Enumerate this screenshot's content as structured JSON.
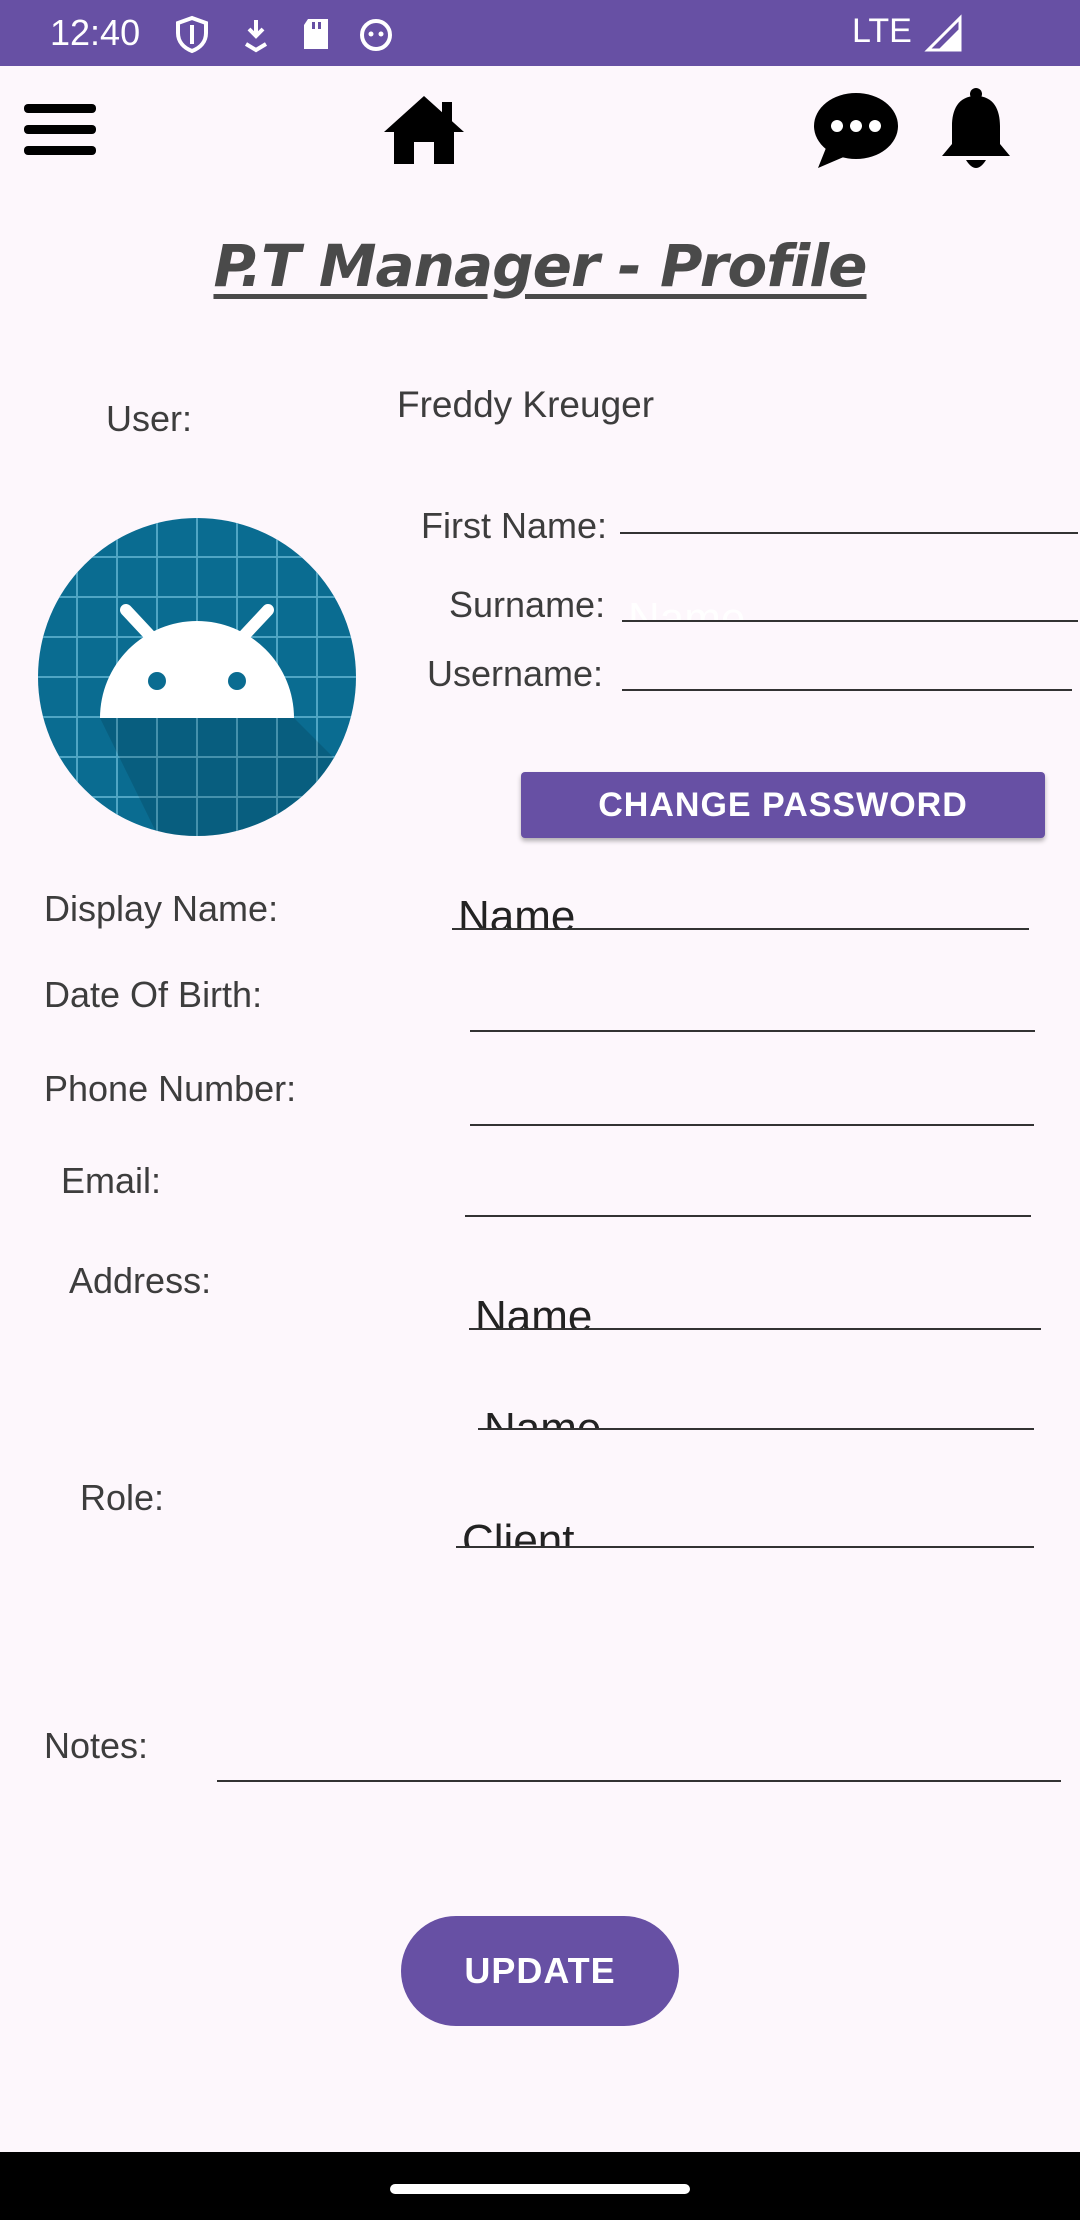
{
  "status_bar": {
    "time": "12:40",
    "network": "LTE",
    "icons": [
      "shield-icon",
      "download-icon",
      "sd-card-icon",
      "cat-face-icon",
      "signal-icon"
    ]
  },
  "toolbar": {
    "icons": [
      "menu-icon",
      "home-icon",
      "chat-icon",
      "bell-icon"
    ]
  },
  "page": {
    "title": "P.T Manager - Profile"
  },
  "user": {
    "label": "User:",
    "value": "Freddy Kreuger"
  },
  "fields": {
    "first_name": {
      "label": "First Name:",
      "value": ""
    },
    "surname": {
      "label": "Surname:",
      "value": "Name"
    },
    "username": {
      "label": "Username:",
      "value": ""
    },
    "display_name": {
      "label": "Display Name:",
      "value": "Name"
    },
    "date_of_birth": {
      "label": "Date Of Birth:",
      "value": ""
    },
    "phone_number": {
      "label": "Phone Number:",
      "value": ""
    },
    "email": {
      "label": "Email:",
      "value": ""
    },
    "address": {
      "label": "Address:",
      "line1": "Name",
      "line2": "Name"
    },
    "role": {
      "label": "Role:",
      "value": "Client"
    },
    "notes": {
      "label": "Notes:",
      "value": ""
    }
  },
  "buttons": {
    "change_password": "CHANGE PASSWORD",
    "update": "UPDATE"
  },
  "colors": {
    "accent": "#6750A4",
    "background": "#FDF7FC",
    "avatar_bg": "#0A6C91"
  }
}
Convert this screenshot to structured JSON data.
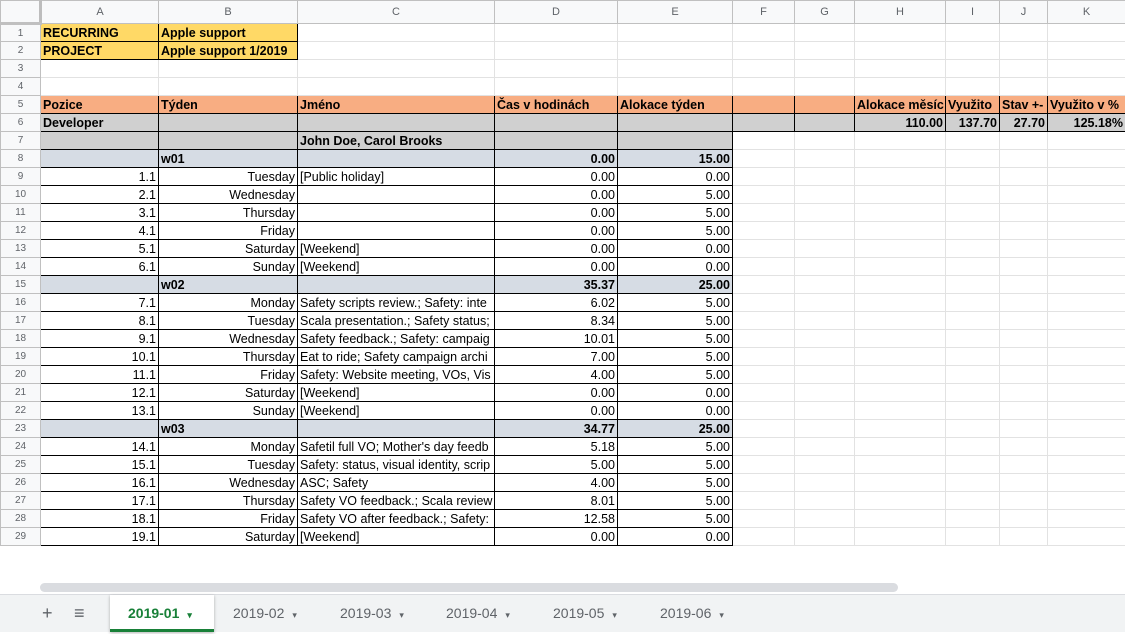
{
  "columns": [
    "A",
    "B",
    "C",
    "D",
    "E",
    "F",
    "G",
    "H",
    "I",
    "J",
    "K"
  ],
  "rows": [
    {
      "n": "1",
      "cells": [
        {
          "t": "RECURRING",
          "cls": "yel bx"
        },
        {
          "t": "Apple support",
          "cls": "yel bx"
        },
        {
          "t": ""
        },
        {
          "t": ""
        },
        {
          "t": ""
        },
        {
          "t": ""
        },
        {
          "t": ""
        },
        {
          "t": ""
        },
        {
          "t": ""
        },
        {
          "t": ""
        },
        {
          "t": ""
        }
      ]
    },
    {
      "n": "2",
      "cells": [
        {
          "t": "PROJECT",
          "cls": "yel bx"
        },
        {
          "t": "Apple support 1/2019",
          "cls": "yel bx"
        },
        {
          "t": ""
        },
        {
          "t": ""
        },
        {
          "t": ""
        },
        {
          "t": ""
        },
        {
          "t": ""
        },
        {
          "t": ""
        },
        {
          "t": ""
        },
        {
          "t": ""
        },
        {
          "t": ""
        }
      ]
    },
    {
      "n": "3",
      "cells": [
        {
          "t": ""
        },
        {
          "t": ""
        },
        {
          "t": ""
        },
        {
          "t": ""
        },
        {
          "t": ""
        },
        {
          "t": ""
        },
        {
          "t": ""
        },
        {
          "t": ""
        },
        {
          "t": ""
        },
        {
          "t": ""
        },
        {
          "t": ""
        }
      ]
    },
    {
      "n": "4",
      "cells": [
        {
          "t": ""
        },
        {
          "t": ""
        },
        {
          "t": ""
        },
        {
          "t": ""
        },
        {
          "t": ""
        },
        {
          "t": ""
        },
        {
          "t": ""
        },
        {
          "t": ""
        },
        {
          "t": ""
        },
        {
          "t": ""
        },
        {
          "t": ""
        }
      ]
    },
    {
      "n": "5",
      "cells": [
        {
          "t": "Pozice",
          "cls": "org bx"
        },
        {
          "t": "Týden",
          "cls": "org bx"
        },
        {
          "t": "Jméno",
          "cls": "org bx"
        },
        {
          "t": "Čas v hodinách",
          "cls": "org bx"
        },
        {
          "t": "Alokace týden",
          "cls": "org bx"
        },
        {
          "t": "",
          "cls": "org bx"
        },
        {
          "t": "",
          "cls": "org bx"
        },
        {
          "t": "Alokace měsíc",
          "cls": "org bx"
        },
        {
          "t": "Využito",
          "cls": "org bx"
        },
        {
          "t": "Stav +-",
          "cls": "org bx"
        },
        {
          "t": "Využito v %",
          "cls": "org bx"
        }
      ]
    },
    {
      "n": "6",
      "cells": [
        {
          "t": "Developer",
          "cls": "gry bx"
        },
        {
          "t": "",
          "cls": "gry bx"
        },
        {
          "t": "",
          "cls": "gry bx"
        },
        {
          "t": "",
          "cls": "gry bx"
        },
        {
          "t": "",
          "cls": "gry bx"
        },
        {
          "t": "",
          "cls": "gry bx"
        },
        {
          "t": "",
          "cls": "gry bx"
        },
        {
          "t": "110.00",
          "cls": "gry bx r"
        },
        {
          "t": "137.70",
          "cls": "gry bx r"
        },
        {
          "t": "27.70",
          "cls": "gry bx r"
        },
        {
          "t": "125.18%",
          "cls": "gry bx r"
        }
      ]
    },
    {
      "n": "7",
      "cells": [
        {
          "t": "",
          "cls": "gry bx"
        },
        {
          "t": "",
          "cls": "gry bx"
        },
        {
          "t": "John Doe, Carol Brooks",
          "cls": "gry bx"
        },
        {
          "t": "",
          "cls": "gry bx"
        },
        {
          "t": "",
          "cls": "gry bx"
        },
        {
          "t": ""
        },
        {
          "t": ""
        },
        {
          "t": ""
        },
        {
          "t": ""
        },
        {
          "t": ""
        },
        {
          "t": ""
        }
      ]
    },
    {
      "n": "8",
      "cells": [
        {
          "t": "",
          "cls": "wk bx"
        },
        {
          "t": "w01",
          "cls": "wk bx"
        },
        {
          "t": "",
          "cls": "wk bx"
        },
        {
          "t": "0.00",
          "cls": "wk bx r"
        },
        {
          "t": "15.00",
          "cls": "wk bx r"
        },
        {
          "t": ""
        },
        {
          "t": ""
        },
        {
          "t": ""
        },
        {
          "t": ""
        },
        {
          "t": ""
        },
        {
          "t": ""
        }
      ]
    },
    {
      "n": "9",
      "cells": [
        {
          "t": "1.1",
          "cls": "bx r"
        },
        {
          "t": "Tuesday",
          "cls": "bx r"
        },
        {
          "t": "[Public holiday]",
          "cls": "bx"
        },
        {
          "t": "0.00",
          "cls": "bx r"
        },
        {
          "t": "0.00",
          "cls": "bx r"
        },
        {
          "t": ""
        },
        {
          "t": ""
        },
        {
          "t": ""
        },
        {
          "t": ""
        },
        {
          "t": ""
        },
        {
          "t": ""
        }
      ]
    },
    {
      "n": "10",
      "cells": [
        {
          "t": "2.1",
          "cls": "bx r"
        },
        {
          "t": "Wednesday",
          "cls": "bx r"
        },
        {
          "t": "",
          "cls": "bx"
        },
        {
          "t": "0.00",
          "cls": "bx r"
        },
        {
          "t": "5.00",
          "cls": "bx r"
        },
        {
          "t": ""
        },
        {
          "t": ""
        },
        {
          "t": ""
        },
        {
          "t": ""
        },
        {
          "t": ""
        },
        {
          "t": ""
        }
      ]
    },
    {
      "n": "11",
      "cells": [
        {
          "t": "3.1",
          "cls": "bx r"
        },
        {
          "t": "Thursday",
          "cls": "bx r"
        },
        {
          "t": "",
          "cls": "bx"
        },
        {
          "t": "0.00",
          "cls": "bx r"
        },
        {
          "t": "5.00",
          "cls": "bx r"
        },
        {
          "t": ""
        },
        {
          "t": ""
        },
        {
          "t": ""
        },
        {
          "t": ""
        },
        {
          "t": ""
        },
        {
          "t": ""
        }
      ]
    },
    {
      "n": "12",
      "cells": [
        {
          "t": "4.1",
          "cls": "bx r"
        },
        {
          "t": "Friday",
          "cls": "bx r"
        },
        {
          "t": "",
          "cls": "bx"
        },
        {
          "t": "0.00",
          "cls": "bx r"
        },
        {
          "t": "5.00",
          "cls": "bx r"
        },
        {
          "t": ""
        },
        {
          "t": ""
        },
        {
          "t": ""
        },
        {
          "t": ""
        },
        {
          "t": ""
        },
        {
          "t": ""
        }
      ]
    },
    {
      "n": "13",
      "cells": [
        {
          "t": "5.1",
          "cls": "bx r"
        },
        {
          "t": "Saturday",
          "cls": "bx r"
        },
        {
          "t": "[Weekend]",
          "cls": "bx"
        },
        {
          "t": "0.00",
          "cls": "bx r"
        },
        {
          "t": "0.00",
          "cls": "bx r"
        },
        {
          "t": ""
        },
        {
          "t": ""
        },
        {
          "t": ""
        },
        {
          "t": ""
        },
        {
          "t": ""
        },
        {
          "t": ""
        }
      ]
    },
    {
      "n": "14",
      "cells": [
        {
          "t": "6.1",
          "cls": "bx r"
        },
        {
          "t": "Sunday",
          "cls": "bx r"
        },
        {
          "t": "[Weekend]",
          "cls": "bx"
        },
        {
          "t": "0.00",
          "cls": "bx r"
        },
        {
          "t": "0.00",
          "cls": "bx r"
        },
        {
          "t": ""
        },
        {
          "t": ""
        },
        {
          "t": ""
        },
        {
          "t": ""
        },
        {
          "t": ""
        },
        {
          "t": ""
        }
      ]
    },
    {
      "n": "15",
      "cells": [
        {
          "t": "",
          "cls": "wk bx"
        },
        {
          "t": "w02",
          "cls": "wk bx"
        },
        {
          "t": "",
          "cls": "wk bx"
        },
        {
          "t": "35.37",
          "cls": "wk bx r"
        },
        {
          "t": "25.00",
          "cls": "wk bx r"
        },
        {
          "t": ""
        },
        {
          "t": ""
        },
        {
          "t": ""
        },
        {
          "t": ""
        },
        {
          "t": ""
        },
        {
          "t": ""
        }
      ]
    },
    {
      "n": "16",
      "cells": [
        {
          "t": "7.1",
          "cls": "bx r"
        },
        {
          "t": "Monday",
          "cls": "bx r"
        },
        {
          "t": "Safety scripts review.; Safety: inte",
          "cls": "bx"
        },
        {
          "t": "6.02",
          "cls": "bx r"
        },
        {
          "t": "5.00",
          "cls": "bx r"
        },
        {
          "t": ""
        },
        {
          "t": ""
        },
        {
          "t": ""
        },
        {
          "t": ""
        },
        {
          "t": ""
        },
        {
          "t": ""
        }
      ]
    },
    {
      "n": "17",
      "cells": [
        {
          "t": "8.1",
          "cls": "bx r"
        },
        {
          "t": "Tuesday",
          "cls": "bx r"
        },
        {
          "t": "Scala presentation.; Safety status;",
          "cls": "bx"
        },
        {
          "t": "8.34",
          "cls": "bx r"
        },
        {
          "t": "5.00",
          "cls": "bx r"
        },
        {
          "t": ""
        },
        {
          "t": ""
        },
        {
          "t": ""
        },
        {
          "t": ""
        },
        {
          "t": ""
        },
        {
          "t": ""
        }
      ]
    },
    {
      "n": "18",
      "cells": [
        {
          "t": "9.1",
          "cls": "bx r"
        },
        {
          "t": "Wednesday",
          "cls": "bx r"
        },
        {
          "t": "Safety feedback.; Safety: campaig",
          "cls": "bx"
        },
        {
          "t": "10.01",
          "cls": "bx r"
        },
        {
          "t": "5.00",
          "cls": "bx r"
        },
        {
          "t": ""
        },
        {
          "t": ""
        },
        {
          "t": ""
        },
        {
          "t": ""
        },
        {
          "t": ""
        },
        {
          "t": ""
        }
      ]
    },
    {
      "n": "19",
      "cells": [
        {
          "t": "10.1",
          "cls": "bx r"
        },
        {
          "t": "Thursday",
          "cls": "bx r"
        },
        {
          "t": "Eat to ride; Safety campaign archi",
          "cls": "bx"
        },
        {
          "t": "7.00",
          "cls": "bx r"
        },
        {
          "t": "5.00",
          "cls": "bx r"
        },
        {
          "t": ""
        },
        {
          "t": ""
        },
        {
          "t": ""
        },
        {
          "t": ""
        },
        {
          "t": ""
        },
        {
          "t": ""
        }
      ]
    },
    {
      "n": "20",
      "cells": [
        {
          "t": "11.1",
          "cls": "bx r"
        },
        {
          "t": "Friday",
          "cls": "bx r"
        },
        {
          "t": "Safety: Website meeting, VOs, Vis",
          "cls": "bx"
        },
        {
          "t": "4.00",
          "cls": "bx r"
        },
        {
          "t": "5.00",
          "cls": "bx r"
        },
        {
          "t": ""
        },
        {
          "t": ""
        },
        {
          "t": ""
        },
        {
          "t": ""
        },
        {
          "t": ""
        },
        {
          "t": ""
        }
      ]
    },
    {
      "n": "21",
      "cells": [
        {
          "t": "12.1",
          "cls": "bx r"
        },
        {
          "t": "Saturday",
          "cls": "bx r"
        },
        {
          "t": "[Weekend]",
          "cls": "bx"
        },
        {
          "t": "0.00",
          "cls": "bx r"
        },
        {
          "t": "0.00",
          "cls": "bx r"
        },
        {
          "t": ""
        },
        {
          "t": ""
        },
        {
          "t": ""
        },
        {
          "t": ""
        },
        {
          "t": ""
        },
        {
          "t": ""
        }
      ]
    },
    {
      "n": "22",
      "cells": [
        {
          "t": "13.1",
          "cls": "bx r"
        },
        {
          "t": "Sunday",
          "cls": "bx r"
        },
        {
          "t": "[Weekend]",
          "cls": "bx"
        },
        {
          "t": "0.00",
          "cls": "bx r"
        },
        {
          "t": "0.00",
          "cls": "bx r"
        },
        {
          "t": ""
        },
        {
          "t": ""
        },
        {
          "t": ""
        },
        {
          "t": ""
        },
        {
          "t": ""
        },
        {
          "t": ""
        }
      ]
    },
    {
      "n": "23",
      "cells": [
        {
          "t": "",
          "cls": "wk bx"
        },
        {
          "t": "w03",
          "cls": "wk bx"
        },
        {
          "t": "",
          "cls": "wk bx"
        },
        {
          "t": "34.77",
          "cls": "wk bx r"
        },
        {
          "t": "25.00",
          "cls": "wk bx r"
        },
        {
          "t": ""
        },
        {
          "t": ""
        },
        {
          "t": ""
        },
        {
          "t": ""
        },
        {
          "t": ""
        },
        {
          "t": ""
        }
      ]
    },
    {
      "n": "24",
      "cells": [
        {
          "t": "14.1",
          "cls": "bx r"
        },
        {
          "t": "Monday",
          "cls": "bx r"
        },
        {
          "t": "Safetil full VO; Mother's day feedb",
          "cls": "bx"
        },
        {
          "t": "5.18",
          "cls": "bx r"
        },
        {
          "t": "5.00",
          "cls": "bx r"
        },
        {
          "t": ""
        },
        {
          "t": ""
        },
        {
          "t": ""
        },
        {
          "t": ""
        },
        {
          "t": ""
        },
        {
          "t": ""
        }
      ]
    },
    {
      "n": "25",
      "cells": [
        {
          "t": "15.1",
          "cls": "bx r"
        },
        {
          "t": "Tuesday",
          "cls": "bx r"
        },
        {
          "t": "Safety: status, visual identity, scrip",
          "cls": "bx"
        },
        {
          "t": "5.00",
          "cls": "bx r"
        },
        {
          "t": "5.00",
          "cls": "bx r"
        },
        {
          "t": ""
        },
        {
          "t": ""
        },
        {
          "t": ""
        },
        {
          "t": ""
        },
        {
          "t": ""
        },
        {
          "t": ""
        }
      ]
    },
    {
      "n": "26",
      "cells": [
        {
          "t": "16.1",
          "cls": "bx r"
        },
        {
          "t": "Wednesday",
          "cls": "bx r"
        },
        {
          "t": "ASC; Safety",
          "cls": "bx"
        },
        {
          "t": "4.00",
          "cls": "bx r"
        },
        {
          "t": "5.00",
          "cls": "bx r"
        },
        {
          "t": ""
        },
        {
          "t": ""
        },
        {
          "t": ""
        },
        {
          "t": ""
        },
        {
          "t": ""
        },
        {
          "t": ""
        }
      ]
    },
    {
      "n": "27",
      "cells": [
        {
          "t": "17.1",
          "cls": "bx r"
        },
        {
          "t": "Thursday",
          "cls": "bx r"
        },
        {
          "t": "Safety VO feedback.; Scala review",
          "cls": "bx"
        },
        {
          "t": "8.01",
          "cls": "bx r"
        },
        {
          "t": "5.00",
          "cls": "bx r"
        },
        {
          "t": ""
        },
        {
          "t": ""
        },
        {
          "t": ""
        },
        {
          "t": ""
        },
        {
          "t": ""
        },
        {
          "t": ""
        }
      ]
    },
    {
      "n": "28",
      "cells": [
        {
          "t": "18.1",
          "cls": "bx r"
        },
        {
          "t": "Friday",
          "cls": "bx r"
        },
        {
          "t": "Safety VO after feedback.; Safety:",
          "cls": "bx"
        },
        {
          "t": "12.58",
          "cls": "bx r"
        },
        {
          "t": "5.00",
          "cls": "bx r"
        },
        {
          "t": ""
        },
        {
          "t": ""
        },
        {
          "t": ""
        },
        {
          "t": ""
        },
        {
          "t": ""
        },
        {
          "t": ""
        }
      ]
    },
    {
      "n": "29",
      "cells": [
        {
          "t": "19.1",
          "cls": "bx r"
        },
        {
          "t": "Saturday",
          "cls": "bx r"
        },
        {
          "t": "[Weekend]",
          "cls": "bx"
        },
        {
          "t": "0.00",
          "cls": "bx r"
        },
        {
          "t": "0.00",
          "cls": "bx r"
        },
        {
          "t": ""
        },
        {
          "t": ""
        },
        {
          "t": ""
        },
        {
          "t": ""
        },
        {
          "t": ""
        },
        {
          "t": ""
        }
      ]
    }
  ],
  "tabbar": {
    "add_icon": "+",
    "list_icon": "≡",
    "active_tab": "2019-01",
    "tabs": [
      "2019-01",
      "2019-02",
      "2019-03",
      "2019-04",
      "2019-05",
      "2019-06"
    ],
    "caret": "▾",
    "accent": "#188038"
  }
}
..............................
Keep only the lines that hold the string "label", and copy them out.

- _RESULT_
    "label": "User:",
      "label": "First Name:",
      "label": "Surname:",
      "label": "Username:",
      "label": "Display Name:",
      "label": "Date Of Birth:",
      "label": "Phone Number:",
      "label": "Email:",
      "label": "Address:",
      "label": "Role:",
      "label": "Notes:",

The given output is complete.